**Exercise instructions**
Write down each entry again, exactly as it reads.

**Supplied records**
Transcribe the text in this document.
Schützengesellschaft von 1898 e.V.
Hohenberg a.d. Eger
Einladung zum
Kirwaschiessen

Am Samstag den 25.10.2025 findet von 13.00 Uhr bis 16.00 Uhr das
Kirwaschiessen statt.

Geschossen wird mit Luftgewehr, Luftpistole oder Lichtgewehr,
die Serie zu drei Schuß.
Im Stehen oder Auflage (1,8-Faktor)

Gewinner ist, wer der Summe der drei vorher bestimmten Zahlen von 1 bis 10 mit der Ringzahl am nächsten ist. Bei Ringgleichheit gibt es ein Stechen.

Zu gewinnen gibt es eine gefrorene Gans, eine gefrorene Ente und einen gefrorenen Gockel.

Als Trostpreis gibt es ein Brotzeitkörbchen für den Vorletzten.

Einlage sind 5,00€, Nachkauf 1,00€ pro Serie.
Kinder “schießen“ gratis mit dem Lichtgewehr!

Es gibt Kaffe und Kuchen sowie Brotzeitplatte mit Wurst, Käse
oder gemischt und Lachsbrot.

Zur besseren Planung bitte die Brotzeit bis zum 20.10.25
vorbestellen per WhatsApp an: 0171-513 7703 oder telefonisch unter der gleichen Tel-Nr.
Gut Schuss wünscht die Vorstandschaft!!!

**Answer to the problem**
Transcribe the text in this document.
Schützengesellschaft von 1898 e.V.
Hohenberg a.d. Eger
Einladung zum
Kirwaschiessen

Am Samstag den 25.10.2025 findet von 13.00 Uhr bis 16.00 Uhr das
Kirwaschiessen statt.

Geschossen wird mit Luftgewehr, Luftpistole oder Lichtgewehr,
die Serie zu drei Schuß.
Im Stehen oder Auflage (1,8-Faktor)

Gewinner ist, wer der Summe der drei vorher bestimmten Zahlen von 1 bis 10 mit der Ringzahl am nächsten ist. Bei Ringgleichheit gibt es ein Stechen.

Zu gewinnen gibt es eine gefrorene Gans, eine gefrorene Ente und einen gefrorenen Gockel.

Als Trostpreis gibt es ein Brotzeitkörbchen für den Vorletzten.

Einlage sind 5,00€, Nachkauf 1,00€ pro Serie.
Kinder “schießen“ gratis mit dem Lichtgewehr!

Es gibt Kaffe und Kuchen sowie Brotzeitplatte mit Wurst, Käse
oder gemischt und Lachsbrot.

Zur besseren Planung bitte die Brotzeit bis zum 20.10.25
vorbestellen per WhatsApp an: 0171-513 7703 oder telefonisch unter der gleichen Tel-Nr.
Gut Schuss wünscht die Vorstandschaft!!!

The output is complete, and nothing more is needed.